-------- Data entries

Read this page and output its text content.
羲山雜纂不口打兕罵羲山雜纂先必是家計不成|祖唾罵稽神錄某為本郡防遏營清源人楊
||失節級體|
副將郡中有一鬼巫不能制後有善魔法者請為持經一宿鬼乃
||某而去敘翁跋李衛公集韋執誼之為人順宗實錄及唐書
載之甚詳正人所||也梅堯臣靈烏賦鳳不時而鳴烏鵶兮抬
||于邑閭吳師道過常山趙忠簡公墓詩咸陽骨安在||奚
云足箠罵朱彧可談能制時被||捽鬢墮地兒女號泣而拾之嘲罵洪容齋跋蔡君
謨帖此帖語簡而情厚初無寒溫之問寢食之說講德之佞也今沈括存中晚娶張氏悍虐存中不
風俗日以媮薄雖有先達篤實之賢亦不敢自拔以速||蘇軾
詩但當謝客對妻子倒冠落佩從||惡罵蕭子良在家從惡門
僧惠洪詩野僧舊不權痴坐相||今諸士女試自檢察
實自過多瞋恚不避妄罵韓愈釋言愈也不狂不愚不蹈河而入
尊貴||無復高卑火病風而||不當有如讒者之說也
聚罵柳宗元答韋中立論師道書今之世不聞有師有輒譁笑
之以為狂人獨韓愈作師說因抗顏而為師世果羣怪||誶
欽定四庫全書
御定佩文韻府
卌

----------------

> **Short exercise**
Retype all the records, matching them exactly.

> **Exercise output**
Read this page and output its text content.
羲山雜纂不口打兕罵羲山雜纂先必是家計不成|祖唾罵稽神錄某為本郡防遏營清源人楊
||失節級體|
副將郡中有一鬼巫不能制後有善魔法者請為持經一宿鬼乃
||某而去敘翁跋李衛公集韋執誼之為人順宗實錄及唐書
載之甚詳正人所||也梅堯臣靈烏賦鳳不時而鳴烏鵶兮抬
||于邑閭吳師道過常山趙忠簡公墓詩咸陽骨安在||奚
云足箠罵朱彧可談能制時被||捽鬢墮地兒女號泣而拾之嘲罵洪容齋跋蔡君
謨帖此帖語簡而情厚初無寒溫之問寢食之說講德之佞也今沈括存中晚娶張氏悍虐存中不
風俗日以媮薄雖有先達篤實之賢亦不敢自拔以速||蘇軾
詩但當謝客對妻子倒冠落佩從||惡罵蕭子良在家從惡門
僧惠洪詩野僧舊不權痴坐相||今諸士女試自檢察
實自過多瞋恚不避妄罵韓愈釋言愈也不狂不愚不蹈河而入
尊貴||無復高卑火病風而||不當有如讒者之說也
聚罵柳宗元答韋中立論師道書今之世不聞有師有輒譁笑
之以為狂人獨韓愈作師說因抗顏而為師世果羣怪||誶
欽定四庫全書
御定佩文韻府
卌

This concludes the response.